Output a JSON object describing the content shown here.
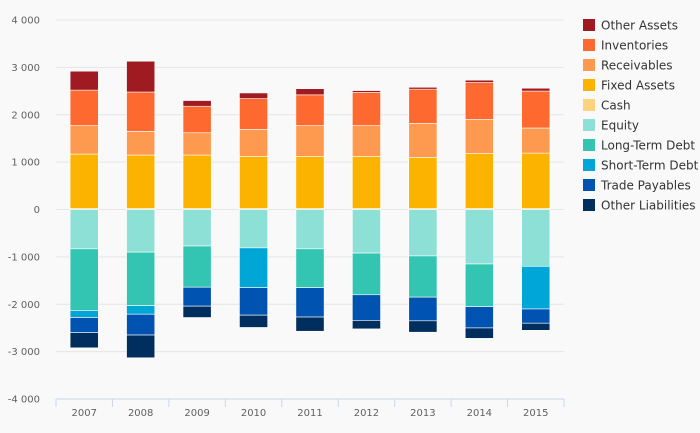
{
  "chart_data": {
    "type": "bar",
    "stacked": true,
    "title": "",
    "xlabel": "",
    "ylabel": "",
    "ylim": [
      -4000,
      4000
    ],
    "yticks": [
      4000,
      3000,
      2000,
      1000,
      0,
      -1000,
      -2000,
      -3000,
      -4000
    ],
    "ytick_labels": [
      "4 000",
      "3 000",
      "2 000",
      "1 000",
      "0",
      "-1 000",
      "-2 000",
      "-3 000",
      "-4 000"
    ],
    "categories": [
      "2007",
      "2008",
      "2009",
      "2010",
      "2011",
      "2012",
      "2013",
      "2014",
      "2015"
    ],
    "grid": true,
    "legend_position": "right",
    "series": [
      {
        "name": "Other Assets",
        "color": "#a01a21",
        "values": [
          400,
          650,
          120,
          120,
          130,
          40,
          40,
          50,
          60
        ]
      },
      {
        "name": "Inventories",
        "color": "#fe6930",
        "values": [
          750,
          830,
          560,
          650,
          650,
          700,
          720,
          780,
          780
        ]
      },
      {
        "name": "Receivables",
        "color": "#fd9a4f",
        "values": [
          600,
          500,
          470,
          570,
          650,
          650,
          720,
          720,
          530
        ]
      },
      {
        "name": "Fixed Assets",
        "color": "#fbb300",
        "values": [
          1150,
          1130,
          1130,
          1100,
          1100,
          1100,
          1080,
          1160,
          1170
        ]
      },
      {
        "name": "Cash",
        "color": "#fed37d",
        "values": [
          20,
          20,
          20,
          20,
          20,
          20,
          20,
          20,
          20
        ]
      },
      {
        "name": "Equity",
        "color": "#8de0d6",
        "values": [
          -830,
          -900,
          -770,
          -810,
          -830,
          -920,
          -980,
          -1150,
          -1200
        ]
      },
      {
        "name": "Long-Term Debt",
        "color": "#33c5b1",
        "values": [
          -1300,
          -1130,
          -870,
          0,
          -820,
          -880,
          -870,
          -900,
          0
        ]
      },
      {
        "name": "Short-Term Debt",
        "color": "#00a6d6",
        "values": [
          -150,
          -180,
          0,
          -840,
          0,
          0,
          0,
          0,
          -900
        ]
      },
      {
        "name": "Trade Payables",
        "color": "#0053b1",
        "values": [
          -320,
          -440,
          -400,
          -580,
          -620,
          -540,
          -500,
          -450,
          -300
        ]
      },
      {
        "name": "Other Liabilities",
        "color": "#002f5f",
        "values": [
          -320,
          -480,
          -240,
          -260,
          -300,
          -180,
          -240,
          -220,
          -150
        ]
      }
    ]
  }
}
◆ ◆ ◆
# WORK TO COMPLETE
Strip out the images, then output the records above word for word.

# REPLY TO THE EXERCISE
Output a JSON object describing the content shown here.
{
  "chart_data": {
    "type": "bar",
    "stacked": true,
    "title": "",
    "xlabel": "",
    "ylabel": "",
    "ylim": [
      -4000,
      4000
    ],
    "yticks": [
      4000,
      3000,
      2000,
      1000,
      0,
      -1000,
      -2000,
      -3000,
      -4000
    ],
    "ytick_labels": [
      "4 000",
      "3 000",
      "2 000",
      "1 000",
      "0",
      "-1 000",
      "-2 000",
      "-3 000",
      "-4 000"
    ],
    "categories": [
      "2007",
      "2008",
      "2009",
      "2010",
      "2011",
      "2012",
      "2013",
      "2014",
      "2015"
    ],
    "grid": true,
    "legend_position": "right",
    "series": [
      {
        "name": "Other Assets",
        "color": "#a01a21",
        "values": [
          400,
          650,
          120,
          120,
          130,
          40,
          40,
          50,
          60
        ]
      },
      {
        "name": "Inventories",
        "color": "#fe6930",
        "values": [
          750,
          830,
          560,
          650,
          650,
          700,
          720,
          780,
          780
        ]
      },
      {
        "name": "Receivables",
        "color": "#fd9a4f",
        "values": [
          600,
          500,
          470,
          570,
          650,
          650,
          720,
          720,
          530
        ]
      },
      {
        "name": "Fixed Assets",
        "color": "#fbb300",
        "values": [
          1150,
          1130,
          1130,
          1100,
          1100,
          1100,
          1080,
          1160,
          1170
        ]
      },
      {
        "name": "Cash",
        "color": "#fed37d",
        "values": [
          20,
          20,
          20,
          20,
          20,
          20,
          20,
          20,
          20
        ]
      },
      {
        "name": "Equity",
        "color": "#8de0d6",
        "values": [
          -830,
          -900,
          -770,
          -810,
          -830,
          -920,
          -980,
          -1150,
          -1200
        ]
      },
      {
        "name": "Long-Term Debt",
        "color": "#33c5b1",
        "values": [
          -1300,
          -1130,
          -870,
          0,
          -820,
          -880,
          -870,
          -900,
          0
        ]
      },
      {
        "name": "Short-Term Debt",
        "color": "#00a6d6",
        "values": [
          -150,
          -180,
          0,
          -840,
          0,
          0,
          0,
          0,
          -900
        ]
      },
      {
        "name": "Trade Payables",
        "color": "#0053b1",
        "values": [
          -320,
          -440,
          -400,
          -580,
          -620,
          -540,
          -500,
          -450,
          -300
        ]
      },
      {
        "name": "Other Liabilities",
        "color": "#002f5f",
        "values": [
          -320,
          -480,
          -240,
          -260,
          -300,
          -180,
          -240,
          -220,
          -150
        ]
      }
    ]
  }
}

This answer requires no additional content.